* _GIVEN PROBLEM_
Please reproduce every row below word for word, leaving out the pictures.

□ □ □ □ □

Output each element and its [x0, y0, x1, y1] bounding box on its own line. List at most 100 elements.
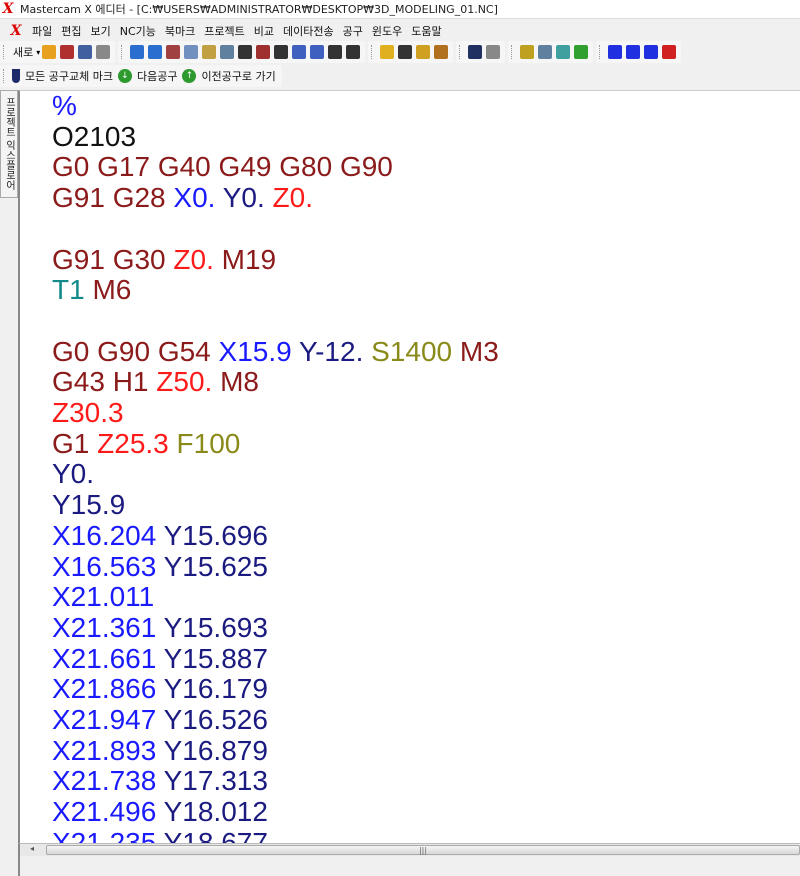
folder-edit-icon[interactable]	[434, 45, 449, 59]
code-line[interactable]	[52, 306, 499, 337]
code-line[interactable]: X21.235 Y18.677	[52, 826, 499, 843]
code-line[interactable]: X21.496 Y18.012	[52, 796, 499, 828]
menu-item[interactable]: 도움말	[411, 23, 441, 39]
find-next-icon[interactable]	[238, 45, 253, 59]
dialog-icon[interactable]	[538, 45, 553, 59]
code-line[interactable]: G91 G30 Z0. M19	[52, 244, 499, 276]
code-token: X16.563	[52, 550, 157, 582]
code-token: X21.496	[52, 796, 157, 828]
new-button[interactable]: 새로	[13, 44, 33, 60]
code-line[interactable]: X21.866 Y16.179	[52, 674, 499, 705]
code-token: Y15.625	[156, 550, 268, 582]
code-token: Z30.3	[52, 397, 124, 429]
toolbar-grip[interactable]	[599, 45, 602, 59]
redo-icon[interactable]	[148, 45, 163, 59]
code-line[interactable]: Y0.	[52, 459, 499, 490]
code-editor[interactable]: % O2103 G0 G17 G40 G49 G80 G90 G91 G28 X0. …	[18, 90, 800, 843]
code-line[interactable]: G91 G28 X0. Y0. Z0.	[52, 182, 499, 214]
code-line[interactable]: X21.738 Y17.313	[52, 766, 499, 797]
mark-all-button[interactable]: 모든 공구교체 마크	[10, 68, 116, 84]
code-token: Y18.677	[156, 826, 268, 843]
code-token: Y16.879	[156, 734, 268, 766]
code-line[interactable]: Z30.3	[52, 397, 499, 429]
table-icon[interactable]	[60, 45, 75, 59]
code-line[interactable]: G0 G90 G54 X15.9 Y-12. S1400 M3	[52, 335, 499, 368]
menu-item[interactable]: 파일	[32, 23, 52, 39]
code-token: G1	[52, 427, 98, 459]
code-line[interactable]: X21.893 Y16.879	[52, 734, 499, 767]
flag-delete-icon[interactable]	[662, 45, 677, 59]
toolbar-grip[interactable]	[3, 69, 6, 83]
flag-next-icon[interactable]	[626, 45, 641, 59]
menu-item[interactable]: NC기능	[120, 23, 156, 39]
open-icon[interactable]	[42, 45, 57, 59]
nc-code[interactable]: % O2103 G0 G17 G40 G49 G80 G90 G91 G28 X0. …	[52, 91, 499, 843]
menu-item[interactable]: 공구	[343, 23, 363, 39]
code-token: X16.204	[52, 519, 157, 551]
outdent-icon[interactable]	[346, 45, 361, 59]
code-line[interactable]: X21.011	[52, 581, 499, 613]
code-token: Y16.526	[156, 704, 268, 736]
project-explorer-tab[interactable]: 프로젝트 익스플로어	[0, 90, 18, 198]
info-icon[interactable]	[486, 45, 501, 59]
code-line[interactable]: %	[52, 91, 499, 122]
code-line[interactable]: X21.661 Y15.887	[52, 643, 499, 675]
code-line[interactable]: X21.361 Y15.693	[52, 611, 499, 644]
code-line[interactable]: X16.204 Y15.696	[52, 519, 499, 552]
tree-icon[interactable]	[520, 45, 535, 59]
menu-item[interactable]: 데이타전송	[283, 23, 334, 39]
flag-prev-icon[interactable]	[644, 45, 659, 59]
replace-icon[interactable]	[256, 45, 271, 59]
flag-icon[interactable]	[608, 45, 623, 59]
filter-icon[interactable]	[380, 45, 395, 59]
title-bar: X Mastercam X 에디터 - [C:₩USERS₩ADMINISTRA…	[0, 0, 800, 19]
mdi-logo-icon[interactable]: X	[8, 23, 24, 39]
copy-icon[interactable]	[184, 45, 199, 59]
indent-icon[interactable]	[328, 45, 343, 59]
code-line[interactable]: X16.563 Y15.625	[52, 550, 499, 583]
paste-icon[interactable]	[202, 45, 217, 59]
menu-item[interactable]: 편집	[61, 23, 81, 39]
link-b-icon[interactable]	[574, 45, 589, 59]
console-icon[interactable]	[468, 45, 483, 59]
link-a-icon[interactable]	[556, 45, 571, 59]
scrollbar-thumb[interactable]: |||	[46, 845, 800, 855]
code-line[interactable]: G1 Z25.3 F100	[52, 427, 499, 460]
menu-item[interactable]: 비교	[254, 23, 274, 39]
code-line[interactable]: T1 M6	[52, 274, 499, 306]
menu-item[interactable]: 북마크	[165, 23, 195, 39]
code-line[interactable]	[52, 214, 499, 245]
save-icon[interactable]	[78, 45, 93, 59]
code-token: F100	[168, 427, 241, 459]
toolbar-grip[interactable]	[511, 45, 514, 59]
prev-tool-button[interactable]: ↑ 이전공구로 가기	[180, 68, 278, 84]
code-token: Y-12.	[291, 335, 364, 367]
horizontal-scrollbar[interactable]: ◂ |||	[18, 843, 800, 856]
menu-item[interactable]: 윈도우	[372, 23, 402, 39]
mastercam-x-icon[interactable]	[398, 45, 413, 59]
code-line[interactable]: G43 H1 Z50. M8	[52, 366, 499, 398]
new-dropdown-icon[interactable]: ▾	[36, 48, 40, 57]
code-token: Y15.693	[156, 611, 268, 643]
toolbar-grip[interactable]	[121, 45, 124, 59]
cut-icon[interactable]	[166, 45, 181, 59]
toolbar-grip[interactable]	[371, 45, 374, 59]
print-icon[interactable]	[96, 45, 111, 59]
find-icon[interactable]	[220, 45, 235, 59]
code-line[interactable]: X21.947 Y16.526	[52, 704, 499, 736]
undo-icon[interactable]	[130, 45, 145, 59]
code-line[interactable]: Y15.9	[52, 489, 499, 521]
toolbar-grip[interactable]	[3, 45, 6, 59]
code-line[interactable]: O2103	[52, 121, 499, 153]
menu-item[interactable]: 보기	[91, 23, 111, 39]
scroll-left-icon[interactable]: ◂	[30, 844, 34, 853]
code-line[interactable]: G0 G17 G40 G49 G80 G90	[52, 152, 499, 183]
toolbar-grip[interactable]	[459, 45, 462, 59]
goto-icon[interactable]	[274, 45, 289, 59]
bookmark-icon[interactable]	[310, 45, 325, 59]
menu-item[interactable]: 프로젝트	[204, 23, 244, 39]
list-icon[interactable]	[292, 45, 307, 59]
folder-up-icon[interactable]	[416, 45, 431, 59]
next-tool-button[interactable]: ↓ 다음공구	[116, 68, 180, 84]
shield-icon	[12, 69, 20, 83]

□ □ □ □ □

* _REPLY TO THE EXERCISE_
Output each element and its [x0, y0, x1, y1] bounding box on its own line. List at most 100 elements.
folder-edit-icon[interactable]	[434, 45, 449, 59]
code-line[interactable]	[52, 306, 499, 337]
code-line[interactable]: X21.235 Y18.677	[52, 826, 499, 843]
code-line[interactable]: X21.496 Y18.012	[52, 796, 499, 828]
menu-item[interactable]: 도움말	[411, 23, 441, 39]
find-next-icon[interactable]	[238, 45, 253, 59]
dialog-icon[interactable]	[538, 45, 553, 59]
code-line[interactable]: G91 G30 Z0. M19	[52, 244, 499, 276]
code-token: X16.563	[52, 550, 157, 582]
code-token: X21.496	[52, 796, 157, 828]
new-button[interactable]: 새로	[13, 44, 33, 60]
code-line[interactable]: X21.866 Y16.179	[52, 674, 499, 705]
code-token: Y15.625	[156, 550, 268, 582]
code-token: Z30.3	[52, 397, 124, 429]
toolbar-grip[interactable]	[599, 45, 602, 59]
redo-icon[interactable]	[148, 45, 163, 59]
code-line[interactable]: Y0.	[52, 459, 499, 490]
code-editor[interactable]: % O2103 G0 G17 G40 G49 G80 G90 G91 G28 X0. …	[18, 90, 800, 843]
code-line[interactable]: G91 G28 X0. Y0. Z0.	[52, 182, 499, 214]
code-line[interactable]: X21.738 Y17.313	[52, 766, 499, 797]
mark-all-button[interactable]: 모든 공구교체 마크	[10, 68, 116, 84]
code-token: Y18.677	[156, 826, 268, 843]
code-token: Y16.879	[156, 734, 268, 766]
code-line[interactable]: Z30.3	[52, 397, 499, 429]
table-icon[interactable]	[60, 45, 75, 59]
code-line[interactable]: G0 G90 G54 X15.9 Y-12. S1400 M3	[52, 335, 499, 368]
menu-item[interactable]: 파일	[32, 23, 52, 39]
code-token: G1	[52, 427, 98, 459]
code-line[interactable]: X21.893 Y16.879	[52, 734, 499, 767]
flag-delete-icon[interactable]	[662, 45, 677, 59]
toolbar-grip[interactable]	[3, 69, 6, 83]
flag-next-icon[interactable]	[626, 45, 641, 59]
menu-item[interactable]: NC기능	[120, 23, 156, 39]
open-icon[interactable]	[42, 45, 57, 59]
nc-code[interactable]: % O2103 G0 G17 G40 G49 G80 G90 G91 G28 X0. …	[52, 91, 499, 843]
menu-item[interactable]: 공구	[343, 23, 363, 39]
code-token: X16.204	[52, 519, 157, 551]
outdent-icon[interactable]	[346, 45, 361, 59]
code-line[interactable]: X21.011	[52, 581, 499, 613]
code-token: Y16.526	[156, 704, 268, 736]
project-explorer-tab[interactable]: 프로젝트 익스플로어	[0, 90, 18, 198]
info-icon[interactable]	[486, 45, 501, 59]
code-line[interactable]: %	[52, 91, 499, 122]
code-line[interactable]: X21.661 Y15.887	[52, 643, 499, 675]
code-line[interactable]: X21.361 Y15.693	[52, 611, 499, 644]
code-line[interactable]: X16.204 Y15.696	[52, 519, 499, 552]
tree-icon[interactable]	[520, 45, 535, 59]
menu-item[interactable]: 데이타전송	[283, 23, 334, 39]
flag-prev-icon[interactable]	[644, 45, 659, 59]
replace-icon[interactable]	[256, 45, 271, 59]
flag-icon[interactable]	[608, 45, 623, 59]
filter-icon[interactable]	[380, 45, 395, 59]
title-bar: X Mastercam X 에디터 - [C:₩USERS₩ADMINISTRA…	[0, 0, 800, 19]
mdi-logo-icon[interactable]: X	[8, 23, 24, 39]
copy-icon[interactable]	[184, 45, 199, 59]
indent-icon[interactable]	[328, 45, 343, 59]
code-line[interactable]: X16.563 Y15.625	[52, 550, 499, 583]
paste-icon[interactable]	[202, 45, 217, 59]
menu-item[interactable]: 편집	[61, 23, 81, 39]
link-b-icon[interactable]	[574, 45, 589, 59]
console-icon[interactable]	[468, 45, 483, 59]
link-a-icon[interactable]	[556, 45, 571, 59]
scrollbar-thumb[interactable]: |||	[46, 845, 800, 855]
code-line[interactable]: G1 Z25.3 F100	[52, 427, 499, 460]
menu-item[interactable]: 비교	[254, 23, 274, 39]
code-line[interactable]: T1 M6	[52, 274, 499, 306]
menu-item[interactable]: 북마크	[165, 23, 195, 39]
code-line[interactable]	[52, 214, 499, 245]
save-icon[interactable]	[78, 45, 93, 59]
code-token: F100	[168, 427, 241, 459]
toolbar-grip[interactable]	[511, 45, 514, 59]
prev-tool-button[interactable]: ↑ 이전공구로 가기	[180, 68, 278, 84]
code-token: Y-12.	[291, 335, 364, 367]
horizontal-scrollbar[interactable]: ◂ |||	[18, 843, 800, 856]
menu-item[interactable]: 윈도우	[372, 23, 402, 39]
mastercam-x-icon[interactable]	[398, 45, 413, 59]
code-line[interactable]: G43 H1 Z50. M8	[52, 366, 499, 398]
new-dropdown-icon[interactable]: ▾	[36, 48, 40, 57]
code-token: Y15.693	[156, 611, 268, 643]
toolbar-grip[interactable]	[121, 45, 124, 59]
cut-icon[interactable]	[166, 45, 181, 59]
toolbar-grip[interactable]	[371, 45, 374, 59]
print-icon[interactable]	[96, 45, 111, 59]
find-icon[interactable]	[220, 45, 235, 59]
code-line[interactable]: X21.947 Y16.526	[52, 704, 499, 736]
undo-icon[interactable]	[130, 45, 145, 59]
code-line[interactable]: Y15.9	[52, 489, 499, 521]
toolbar-grip[interactable]	[3, 45, 6, 59]
code-line[interactable]: O2103	[52, 121, 499, 153]
menu-item[interactable]: 보기	[91, 23, 111, 39]
scroll-left-icon[interactable]: ◂	[30, 844, 34, 853]
code-line[interactable]: G0 G17 G40 G49 G80 G90	[52, 152, 499, 183]
toolbar-grip[interactable]	[459, 45, 462, 59]
goto-icon[interactable]	[274, 45, 289, 59]
bookmark-icon[interactable]	[310, 45, 325, 59]
menu-item[interactable]: 프로젝트	[204, 23, 244, 39]
list-icon[interactable]	[292, 45, 307, 59]
folder-up-icon[interactable]	[416, 45, 431, 59]
next-tool-button[interactable]: ↓ 다음공구	[116, 68, 180, 84]
shield-icon	[12, 69, 20, 83]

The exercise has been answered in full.